*REQUIREMENT*. The records below must be written out exactly, with every picture left behind.

*RECORD SET*.
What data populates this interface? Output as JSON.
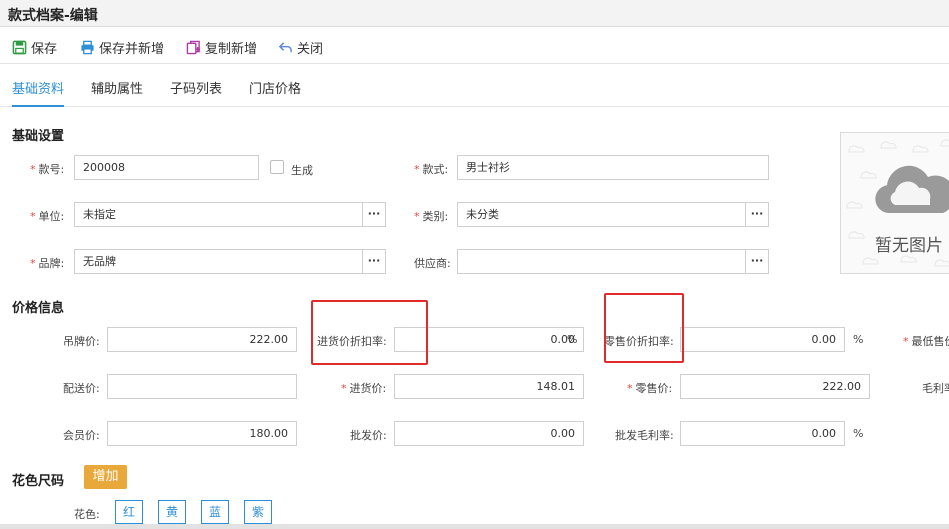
{
  "window": {
    "title": "款式档案-编辑"
  },
  "toolbar": {
    "save": "保存",
    "save_new": "保存并新增",
    "copy_new": "复制新增",
    "close": "关闭"
  },
  "tabs": [
    "基础资料",
    "辅助属性",
    "子码列表",
    "门店价格"
  ],
  "basic": {
    "section_title": "基础设置",
    "style_no_label": "款号:",
    "style_no_value": "200008",
    "generate_label": "生成",
    "style_label": "款式:",
    "style_value": "男士衬衫",
    "unit_label": "单位:",
    "unit_value": "未指定",
    "category_label": "类别:",
    "category_value": "未分类",
    "brand_label": "品牌:",
    "brand_value": "无品牌",
    "supplier_label": "供应商:",
    "supplier_value": "",
    "more": "···",
    "no_image": "暂无图片"
  },
  "price": {
    "section_title": "价格信息",
    "tag_price_label": "吊牌价:",
    "tag_price": "222.00",
    "purchase_discount_label": "进货价折扣率:",
    "purchase_discount": "0.00",
    "retail_discount_label": "零售价折扣率:",
    "retail_discount": "0.00",
    "min_price_label": "最低售价",
    "delivery_price_label": "配送价:",
    "delivery_price": "",
    "purchase_price_label": "进货价:",
    "purchase_price": "148.01",
    "retail_price_label": "零售价:",
    "retail_price": "222.00",
    "gross_margin_label": "毛利率",
    "member_price_label": "会员价:",
    "member_price": "180.00",
    "wholesale_price_label": "批发价:",
    "wholesale_price": "0.00",
    "wholesale_margin_label": "批发毛利率:",
    "wholesale_margin": "0.00",
    "percent": "%"
  },
  "color_size": {
    "section_title": "花色尺码",
    "add_label": "增加",
    "color_label": "花色:",
    "colors": [
      "红",
      "黄",
      "蓝",
      "紫"
    ]
  },
  "colors": {
    "accent": "#2f8fd6",
    "required": "#e34a3a",
    "add_button": "#e8a83a",
    "highlight": "#e12b2b"
  }
}
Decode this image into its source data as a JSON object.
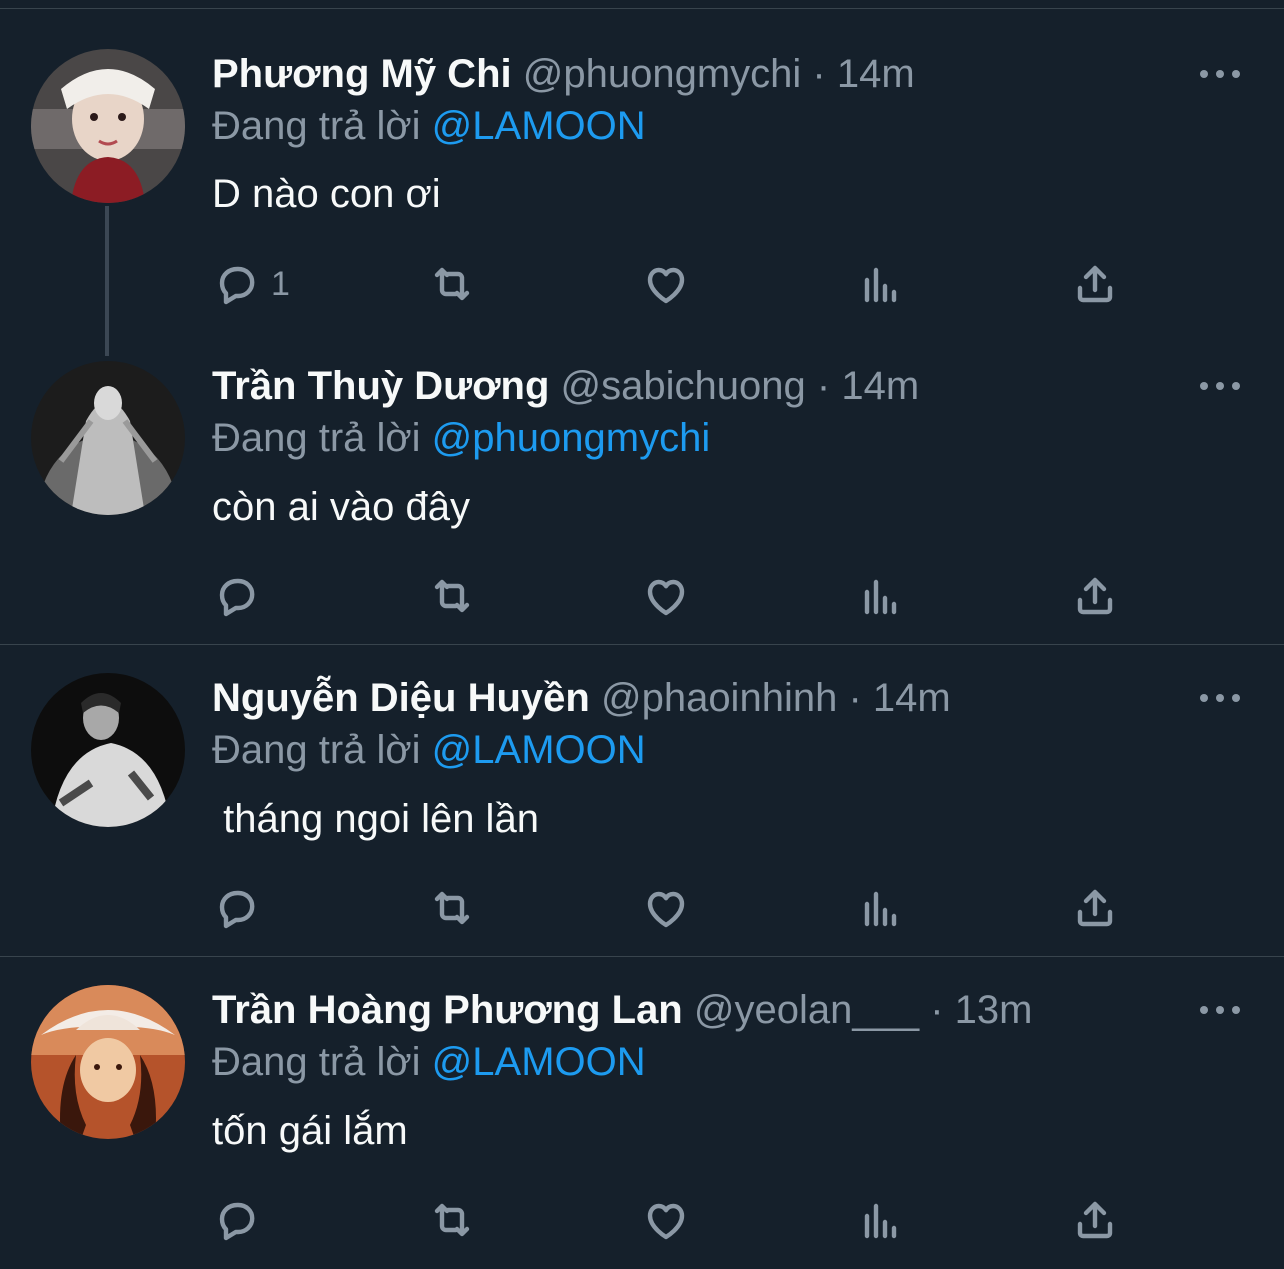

*RESPONSE*.
What data populates this interface? Output as JSON.
{
  "window": {
    "title": "款式档案-编辑"
  },
  "toolbar": {
    "save": "保存",
    "save_new": "保存并新增",
    "copy_new": "复制新增",
    "close": "关闭"
  },
  "tabs": [
    "基础资料",
    "辅助属性",
    "子码列表",
    "门店价格"
  ],
  "basic": {
    "section_title": "基础设置",
    "style_no_label": "款号:",
    "style_no_value": "200008",
    "generate_label": "生成",
    "style_label": "款式:",
    "style_value": "男士衬衫",
    "unit_label": "单位:",
    "unit_value": "未指定",
    "category_label": "类别:",
    "category_value": "未分类",
    "brand_label": "品牌:",
    "brand_value": "无品牌",
    "supplier_label": "供应商:",
    "supplier_value": "",
    "more": "···",
    "no_image": "暂无图片"
  },
  "price": {
    "section_title": "价格信息",
    "tag_price_label": "吊牌价:",
    "tag_price": "222.00",
    "purchase_discount_label": "进货价折扣率:",
    "purchase_discount": "0.00",
    "retail_discount_label": "零售价折扣率:",
    "retail_discount": "0.00",
    "min_price_label": "最低售价",
    "delivery_price_label": "配送价:",
    "delivery_price": "",
    "purchase_price_label": "进货价:",
    "purchase_price": "148.01",
    "retail_price_label": "零售价:",
    "retail_price": "222.00",
    "gross_margin_label": "毛利率",
    "member_price_label": "会员价:",
    "member_price": "180.00",
    "wholesale_price_label": "批发价:",
    "wholesale_price": "0.00",
    "wholesale_margin_label": "批发毛利率:",
    "wholesale_margin": "0.00",
    "percent": "%"
  },
  "color_size": {
    "section_title": "花色尺码",
    "add_label": "增加",
    "color_label": "花色:",
    "colors": [
      "红",
      "黄",
      "蓝",
      "紫"
    ]
  },
  "colors": {
    "accent": "#2f8fd6",
    "required": "#e34a3a",
    "add_button": "#e8a83a",
    "highlight": "#e12b2b"
  }
}
Decode this image into its source data as a JSON object.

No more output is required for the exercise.